*Set task*
Give the number of lines in the entries that contain "What". State only the count.

********

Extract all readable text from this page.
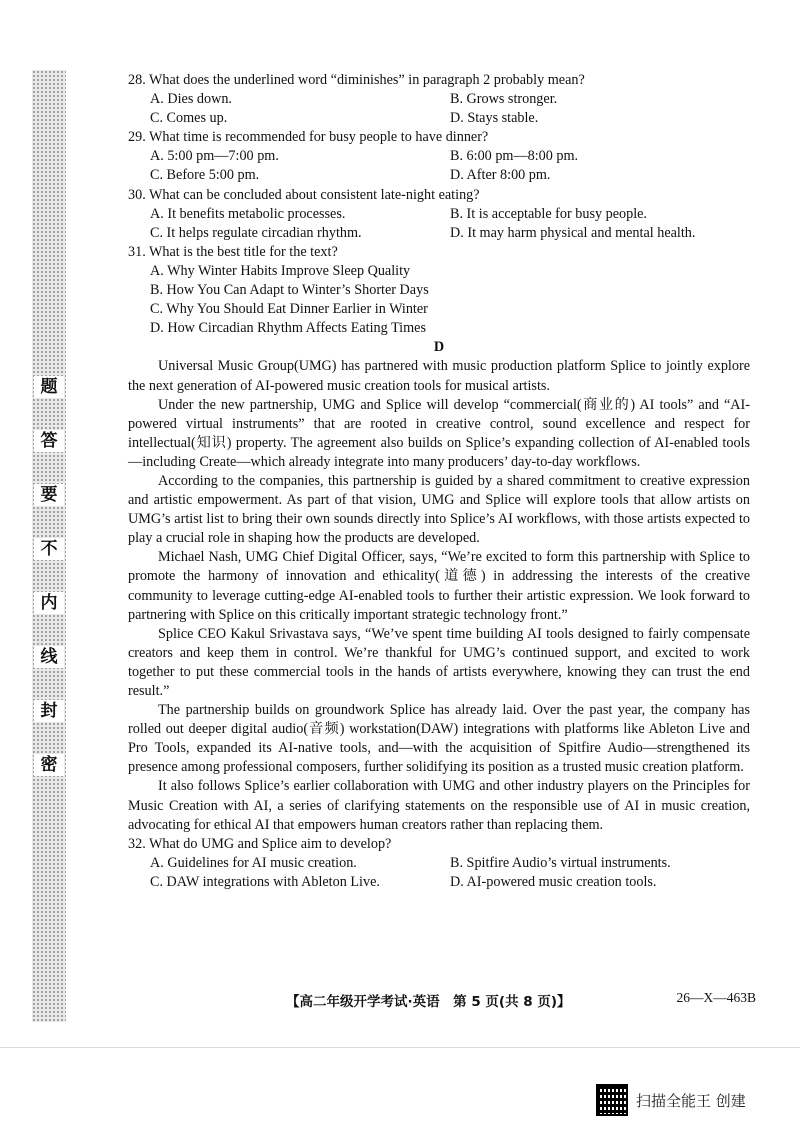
题
答
要
不
内
线
封
密
28. What does the underlined word “diminishes” in paragraph 2 probably mean?
A. Dies down.	B. Grows stronger.
C. Comes up.	D. Stays stable.
29. What time is recommended for busy people to have dinner?
A. 5:00 pm—7:00 pm.	B. 6:00 pm—8:00 pm.
C. Before 5:00 pm.	D. After 8:00 pm.
30. What can be concluded about consistent late-night eating?
A. It benefits metabolic processes.	B. It is acceptable for busy people.
C. It helps regulate circadian rhythm.	D. It may harm physical and mental health.
31. What is the best title for the text?
A. Why Winter Habits Improve Sleep Quality
B. How You Can Adapt to Winter’s Shorter Days
C. Why You Should Eat Dinner Earlier in Winter
D. How Circadian Rhythm Affects Eating Times
D

Universal Music Group(UMG) has partnered with music production platform Splice to jointly explore the next generation of AI-powered music creation tools for musical artists.

Under the new partnership, UMG and Splice will develop “commercial(商业的) AI tools” and “AI-powered virtual instruments” that are rooted in creative control, sound excellence and respect for intellectual(知识) property. The agreement also builds on Splice’s expanding collection of AI-enabled tools—including Create—which already integrate into many producers’ day-to-day workflows.

According to the companies, this partnership is guided by a shared commitment to creative expression and artistic empowerment. As part of that vision, UMG and Splice will explore tools that allow artists on UMG’s artist list to bring their own sounds directly into Splice’s AI workflows, with those artists expected to play a crucial role in shaping how the products are developed.

Michael Nash, UMG Chief Digital Officer, says, “We’re excited to form this partnership with Splice to promote the harmony of innovation and ethicality(道德) in addressing the interests of the creative community to leverage cutting-edge AI-enabled tools to further their artistic expression. We look forward to partnering with Splice on this critically important strategic technology front.”

Splice CEO Kakul Srivastava says, “We’ve spent time building AI tools designed to fairly compensate creators and keep them in control. We’re thankful for UMG’s continued support, and excited to work together to put these commercial tools in the hands of artists everywhere, knowing they can trust the end result.”

The partnership builds on groundwork Splice has already laid. Over the past year, the company has rolled out deeper digital audio(音频) workstation(DAW) integrations with platforms like Ableton Live and Pro Tools, expanded its AI-native tools, and—with the acquisition of Spitfire Audio—strengthened its presence among professional composers, further solidifying its position as a trusted music creation platform.

It also follows Splice’s earlier collaboration with UMG and other industry players on the Principles for Music Creation with AI, a series of clarifying statements on the responsible use of AI in music creation, advocating for ethical AI that empowers human creators rather than replacing them.

32. What do UMG and Splice aim to develop?
A. Guidelines for AI music creation.	B. Spitfire Audio’s virtual instruments.
C. DAW integrations with Ableton Live.	D. AI-powered music creation tools.
【高二年级开学考试·英语　第 5 页(共 8 页)】	26—X—463B
扫描全能王 创建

********

*Right answer*
5